Direction
Make an exact copy of each entry, leaving out every picture.

Dataset records
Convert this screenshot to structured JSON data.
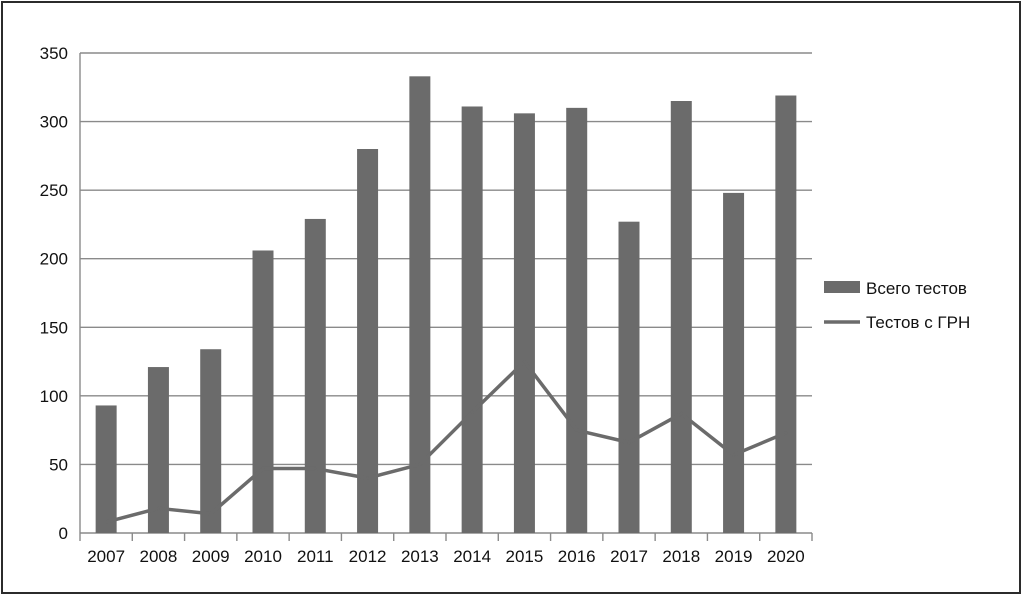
{
  "chart_data": {
    "type": "bar",
    "categories": [
      "2007",
      "2008",
      "2009",
      "2010",
      "2011",
      "2012",
      "2013",
      "2014",
      "2015",
      "2016",
      "2017",
      "2018",
      "2019",
      "2020"
    ],
    "series": [
      {
        "name": "Всего тестов",
        "kind": "bar",
        "values": [
          93,
          121,
          134,
          206,
          229,
          280,
          333,
          311,
          306,
          310,
          227,
          315,
          248,
          319
        ]
      },
      {
        "name": "Тестов с ГРН",
        "kind": "line",
        "values": [
          8,
          18,
          14,
          47,
          47,
          40,
          50,
          88,
          125,
          75,
          66,
          87,
          57,
          73
        ]
      }
    ],
    "ylim": [
      0,
      350
    ],
    "yticks": [
      0,
      50,
      100,
      150,
      200,
      250,
      300,
      350
    ],
    "grid": true,
    "legend": "right",
    "colors": {
      "bar": "#6b6b6b",
      "line": "#6b6b6b",
      "grid": "#8a8a8a",
      "text": "#111111"
    }
  }
}
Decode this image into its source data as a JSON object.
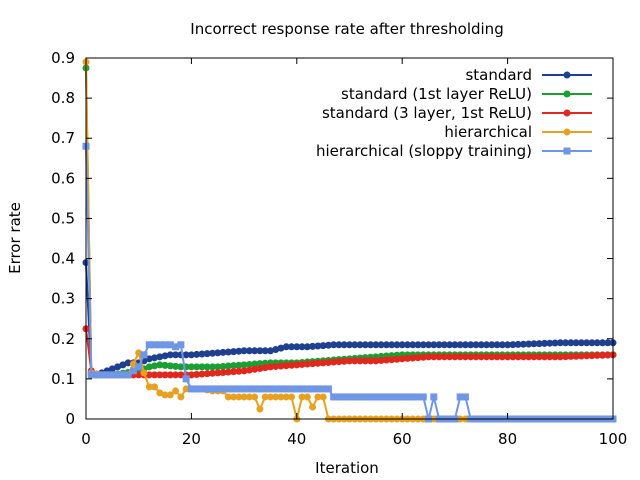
{
  "chart_data": {
    "type": "line",
    "title": "Incorrect response rate after thresholding",
    "xlabel": "Iteration",
    "ylabel": "Error rate",
    "xlim": [
      0,
      100
    ],
    "ylim": [
      0,
      0.9
    ],
    "xticks": [
      0,
      20,
      40,
      60,
      80,
      100
    ],
    "yticks": [
      0,
      0.1,
      0.2,
      0.3,
      0.4,
      0.5,
      0.6,
      0.7,
      0.8,
      0.9
    ],
    "xtick_labels": [
      "0",
      "20",
      "40",
      "60",
      "80",
      "100"
    ],
    "ytick_labels": [
      "0",
      "0.1",
      "0.2",
      "0.3",
      "0.4",
      "0.5",
      "0.6",
      "0.7",
      "0.8",
      "0.9"
    ],
    "grid": false,
    "legend_position": "top-right",
    "series": [
      {
        "name": "standard",
        "color": "#1f3f8f",
        "marker": "circle",
        "x": [
          0,
          1,
          2,
          4,
          6,
          8,
          10,
          12,
          14,
          16,
          18,
          20,
          25,
          30,
          35,
          38,
          42,
          47,
          52,
          60,
          65,
          70,
          80,
          90,
          100
        ],
        "y": [
          0.39,
          0.11,
          0.11,
          0.12,
          0.13,
          0.14,
          0.14,
          0.15,
          0.155,
          0.16,
          0.16,
          0.16,
          0.165,
          0.17,
          0.17,
          0.18,
          0.18,
          0.185,
          0.185,
          0.185,
          0.185,
          0.185,
          0.185,
          0.19,
          0.19
        ]
      },
      {
        "name": "standard (1st layer ReLU)",
        "color": "#1aa032",
        "marker": "circle",
        "x": [
          0,
          1,
          2,
          5,
          10,
          12,
          14,
          18,
          20,
          25,
          30,
          35,
          40,
          45,
          50,
          55,
          60,
          65,
          70,
          75,
          80,
          90,
          100
        ],
        "y": [
          0.875,
          0.115,
          0.11,
          0.11,
          0.12,
          0.13,
          0.135,
          0.13,
          0.13,
          0.13,
          0.135,
          0.14,
          0.14,
          0.145,
          0.15,
          0.155,
          0.16,
          0.16,
          0.16,
          0.16,
          0.16,
          0.16,
          0.16
        ]
      },
      {
        "name": "standard (3 layer, 1st ReLU)",
        "color": "#e0281e",
        "marker": "circle",
        "x": [
          0,
          1,
          2,
          5,
          10,
          15,
          20,
          25,
          30,
          35,
          40,
          45,
          50,
          55,
          60,
          65,
          70,
          75,
          80,
          85,
          90,
          100
        ],
        "y": [
          0.225,
          0.12,
          0.11,
          0.11,
          0.11,
          0.11,
          0.11,
          0.115,
          0.12,
          0.13,
          0.135,
          0.14,
          0.145,
          0.145,
          0.15,
          0.155,
          0.155,
          0.155,
          0.155,
          0.155,
          0.155,
          0.16
        ]
      },
      {
        "name": "hierarchical",
        "color": "#e8a020",
        "marker": "circle",
        "x": [
          0,
          1,
          3,
          5,
          8,
          10,
          11,
          12,
          13,
          14,
          15,
          16,
          17,
          18,
          19,
          20,
          22,
          24,
          26,
          27,
          28,
          30,
          32,
          33,
          34,
          36,
          38,
          39,
          40,
          41,
          42,
          43,
          44,
          45,
          46,
          47,
          50,
          55,
          60,
          65,
          67,
          70,
          72,
          75,
          80,
          90,
          100
        ],
        "y": [
          0.89,
          0.115,
          0.11,
          0.11,
          0.11,
          0.165,
          0.115,
          0.08,
          0.08,
          0.065,
          0.06,
          0.06,
          0.07,
          0.055,
          0.075,
          0.075,
          0.075,
          0.07,
          0.07,
          0.055,
          0.055,
          0.055,
          0.055,
          0.025,
          0.055,
          0.055,
          0.055,
          0.055,
          0.0,
          0.055,
          0.055,
          0.03,
          0.055,
          0.055,
          0.0,
          0.0,
          0.0,
          0.0,
          0.0,
          0.0,
          0.0,
          0.0,
          0.0,
          0.0,
          0.0,
          0.0,
          0.0
        ]
      },
      {
        "name": "hierarchical (sloppy training)",
        "color": "#7096e6",
        "marker": "square",
        "x": [
          0,
          1,
          3,
          5,
          8,
          10,
          11,
          12,
          13,
          14,
          15,
          16,
          17,
          18,
          19,
          20,
          25,
          30,
          35,
          40,
          45,
          46,
          47,
          50,
          55,
          60,
          64,
          65,
          66,
          67,
          68,
          70,
          71,
          72,
          73,
          75,
          80,
          90,
          100
        ],
        "y": [
          0.68,
          0.11,
          0.11,
          0.11,
          0.11,
          0.13,
          0.16,
          0.185,
          0.185,
          0.185,
          0.185,
          0.185,
          0.18,
          0.185,
          0.1,
          0.075,
          0.075,
          0.075,
          0.075,
          0.075,
          0.075,
          0.075,
          0.055,
          0.055,
          0.055,
          0.055,
          0.055,
          0.0,
          0.055,
          0.0,
          0.0,
          0.0,
          0.055,
          0.055,
          0.0,
          0.0,
          0.0,
          0.0,
          0.0
        ]
      }
    ]
  }
}
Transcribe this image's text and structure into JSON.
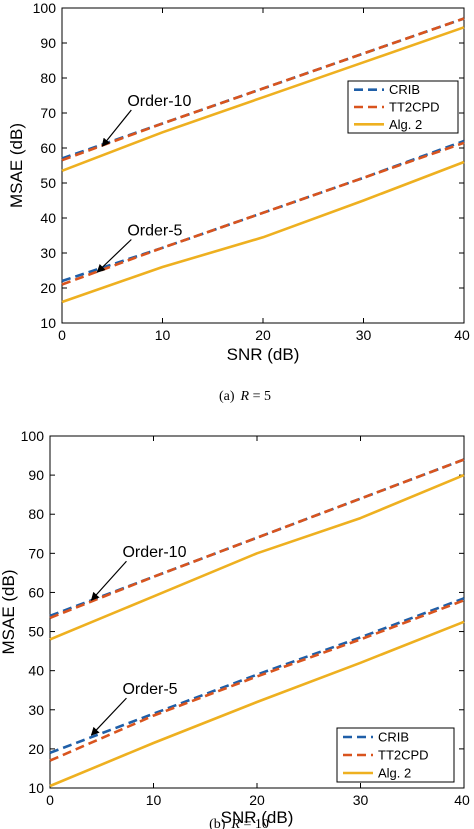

Task result
Convert this screenshot to structured JSON data.
{
  "chart_data": {
    "type": "bar",
    "categories": [
      "2007",
      "2008",
      "2009",
      "2010",
      "2011",
      "2012",
      "2013",
      "2014",
      "2015",
      "2016",
      "2017",
      "2018",
      "2019",
      "2020"
    ],
    "series": [
      {
        "name": "Всего тестов",
        "kind": "bar",
        "values": [
          93,
          121,
          134,
          206,
          229,
          280,
          333,
          311,
          306,
          310,
          227,
          315,
          248,
          319
        ]
      },
      {
        "name": "Тестов с ГРН",
        "kind": "line",
        "values": [
          8,
          18,
          14,
          47,
          47,
          40,
          50,
          88,
          125,
          75,
          66,
          87,
          57,
          73
        ]
      }
    ],
    "ylim": [
      0,
      350
    ],
    "yticks": [
      0,
      50,
      100,
      150,
      200,
      250,
      300,
      350
    ],
    "grid": true,
    "legend": "right",
    "colors": {
      "bar": "#6b6b6b",
      "line": "#6b6b6b",
      "grid": "#8a8a8a",
      "text": "#111111"
    }
  }
}
Decode this image into its source data as a JSON object.
{
  "chart_data": {
    "type": "line",
    "title": "Incorrect response rate after thresholding",
    "xlabel": "Iteration",
    "ylabel": "Error rate",
    "xlim": [
      0,
      100
    ],
    "ylim": [
      0,
      0.9
    ],
    "xticks": [
      0,
      20,
      40,
      60,
      80,
      100
    ],
    "yticks": [
      0,
      0.1,
      0.2,
      0.3,
      0.4,
      0.5,
      0.6,
      0.7,
      0.8,
      0.9
    ],
    "xtick_labels": [
      "0",
      "20",
      "40",
      "60",
      "80",
      "100"
    ],
    "ytick_labels": [
      "0",
      "0.1",
      "0.2",
      "0.3",
      "0.4",
      "0.5",
      "0.6",
      "0.7",
      "0.8",
      "0.9"
    ],
    "grid": false,
    "legend_position": "top-right",
    "series": [
      {
        "name": "standard",
        "color": "#1f3f8f",
        "marker": "circle",
        "x": [
          0,
          1,
          2,
          4,
          6,
          8,
          10,
          12,
          14,
          16,
          18,
          20,
          25,
          30,
          35,
          38,
          42,
          47,
          52,
          60,
          65,
          70,
          80,
          90,
          100
        ],
        "y": [
          0.39,
          0.11,
          0.11,
          0.12,
          0.13,
          0.14,
          0.14,
          0.15,
          0.155,
          0.16,
          0.16,
          0.16,
          0.165,
          0.17,
          0.17,
          0.18,
          0.18,
          0.185,
          0.185,
          0.185,
          0.185,
          0.185,
          0.185,
          0.19,
          0.19
        ]
      },
      {
        "name": "standard (1st layer ReLU)",
        "color": "#1aa032",
        "marker": "circle",
        "x": [
          0,
          1,
          2,
          5,
          10,
          12,
          14,
          18,
          20,
          25,
          30,
          35,
          40,
          45,
          50,
          55,
          60,
          65,
          70,
          75,
          80,
          90,
          100
        ],
        "y": [
          0.875,
          0.115,
          0.11,
          0.11,
          0.12,
          0.13,
          0.135,
          0.13,
          0.13,
          0.13,
          0.135,
          0.14,
          0.14,
          0.145,
          0.15,
          0.155,
          0.16,
          0.16,
          0.16,
          0.16,
          0.16,
          0.16,
          0.16
        ]
      },
      {
        "name": "standard (3 layer, 1st ReLU)",
        "color": "#e0281e",
        "marker": "circle",
        "x": [
          0,
          1,
          2,
          5,
          10,
          15,
          20,
          25,
          30,
          35,
          40,
          45,
          50,
          55,
          60,
          65,
          70,
          75,
          80,
          85,
          90,
          100
        ],
        "y": [
          0.225,
          0.12,
          0.11,
          0.11,
          0.11,
          0.11,
          0.11,
          0.115,
          0.12,
          0.13,
          0.135,
          0.14,
          0.145,
          0.145,
          0.15,
          0.155,
          0.155,
          0.155,
          0.155,
          0.155,
          0.155,
          0.16
        ]
      },
      {
        "name": "hierarchical",
        "color": "#e8a020",
        "marker": "circle",
        "x": [
          0,
          1,
          3,
          5,
          8,
          10,
          11,
          12,
          13,
          14,
          15,
          16,
          17,
          18,
          19,
          20,
          22,
          24,
          26,
          27,
          28,
          30,
          32,
          33,
          34,
          36,
          38,
          39,
          40,
          41,
          42,
          43,
          44,
          45,
          46,
          47,
          50,
          55,
          60,
          65,
          67,
          70,
          72,
          75,
          80,
          90,
          100
        ],
        "y": [
          0.89,
          0.115,
          0.11,
          0.11,
          0.11,
          0.165,
          0.115,
          0.08,
          0.08,
          0.065,
          0.06,
          0.06,
          0.07,
          0.055,
          0.075,
          0.075,
          0.075,
          0.07,
          0.07,
          0.055,
          0.055,
          0.055,
          0.055,
          0.025,
          0.055,
          0.055,
          0.055,
          0.055,
          0.0,
          0.055,
          0.055,
          0.03,
          0.055,
          0.055,
          0.0,
          0.0,
          0.0,
          0.0,
          0.0,
          0.0,
          0.0,
          0.0,
          0.0,
          0.0,
          0.0,
          0.0,
          0.0
        ]
      },
      {
        "name": "hierarchical (sloppy training)",
        "color": "#7096e6",
        "marker": "square",
        "x": [
          0,
          1,
          3,
          5,
          8,
          10,
          11,
          12,
          13,
          14,
          15,
          16,
          17,
          18,
          19,
          20,
          25,
          30,
          35,
          40,
          45,
          46,
          47,
          50,
          55,
          60,
          64,
          65,
          66,
          67,
          68,
          70,
          71,
          72,
          73,
          75,
          80,
          90,
          100
        ],
        "y": [
          0.68,
          0.11,
          0.11,
          0.11,
          0.11,
          0.13,
          0.16,
          0.185,
          0.185,
          0.185,
          0.185,
          0.185,
          0.18,
          0.185,
          0.1,
          0.075,
          0.075,
          0.075,
          0.075,
          0.075,
          0.075,
          0.075,
          0.055,
          0.055,
          0.055,
          0.055,
          0.055,
          0.0,
          0.055,
          0.0,
          0.0,
          0.0,
          0.055,
          0.055,
          0.0,
          0.0,
          0.0,
          0.0,
          0.0
        ]
      }
    ]
  }
}
Transcribe this image's text and structure into JSON.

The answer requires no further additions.